* **Instructions for the task**: Return the material word for word. Do not include pictures.

======== Records supplied ========

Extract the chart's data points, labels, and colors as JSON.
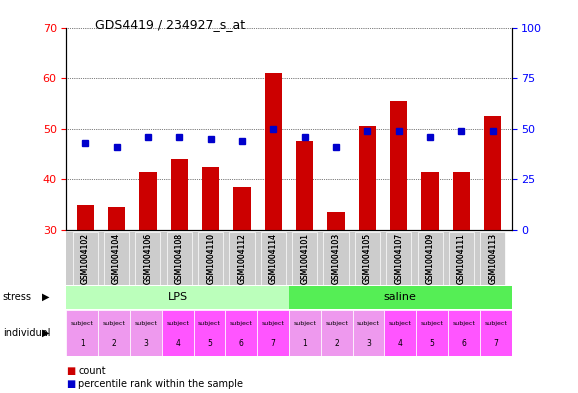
{
  "title": "GDS4419 / 234927_s_at",
  "samples": [
    "GSM1004102",
    "GSM1004104",
    "GSM1004106",
    "GSM1004108",
    "GSM1004110",
    "GSM1004112",
    "GSM1004114",
    "GSM1004101",
    "GSM1004103",
    "GSM1004105",
    "GSM1004107",
    "GSM1004109",
    "GSM1004111",
    "GSM1004113"
  ],
  "counts": [
    35.0,
    34.5,
    41.5,
    44.0,
    42.5,
    38.5,
    61.0,
    47.5,
    33.5,
    50.5,
    55.5,
    41.5,
    41.5,
    52.5
  ],
  "percentile_ranks": [
    43,
    41,
    46,
    46,
    45,
    44,
    50,
    46,
    41,
    49,
    49,
    46,
    49,
    49
  ],
  "ymin": 30,
  "ymax": 70,
  "y_ticks_left": [
    30,
    40,
    50,
    60,
    70
  ],
  "y_ticks_right": [
    0,
    25,
    50,
    75,
    100
  ],
  "bar_color": "#cc0000",
  "dot_color": "#0000cc",
  "stress_lps_color": "#bbffbb",
  "stress_saline_color": "#55ee55",
  "ind_color_light": "#ee99ee",
  "ind_color_dark": "#ff55ff",
  "xtick_bg": "#cccccc",
  "legend_count_color": "#cc0000",
  "legend_pct_color": "#0000cc"
}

========

* **Answer to this problem**:
Extract the chart's data points, labels, and colors as JSON.
{
  "title": "GDS4419 / 234927_s_at",
  "samples": [
    "GSM1004102",
    "GSM1004104",
    "GSM1004106",
    "GSM1004108",
    "GSM1004110",
    "GSM1004112",
    "GSM1004114",
    "GSM1004101",
    "GSM1004103",
    "GSM1004105",
    "GSM1004107",
    "GSM1004109",
    "GSM1004111",
    "GSM1004113"
  ],
  "counts": [
    35.0,
    34.5,
    41.5,
    44.0,
    42.5,
    38.5,
    61.0,
    47.5,
    33.5,
    50.5,
    55.5,
    41.5,
    41.5,
    52.5
  ],
  "percentile_ranks": [
    43,
    41,
    46,
    46,
    45,
    44,
    50,
    46,
    41,
    49,
    49,
    46,
    49,
    49
  ],
  "ymin": 30,
  "ymax": 70,
  "y_ticks_left": [
    30,
    40,
    50,
    60,
    70
  ],
  "y_ticks_right": [
    0,
    25,
    50,
    75,
    100
  ],
  "bar_color": "#cc0000",
  "dot_color": "#0000cc",
  "stress_lps_color": "#bbffbb",
  "stress_saline_color": "#55ee55",
  "ind_color_light": "#ee99ee",
  "ind_color_dark": "#ff55ff",
  "xtick_bg": "#cccccc",
  "legend_count_color": "#cc0000",
  "legend_pct_color": "#0000cc"
}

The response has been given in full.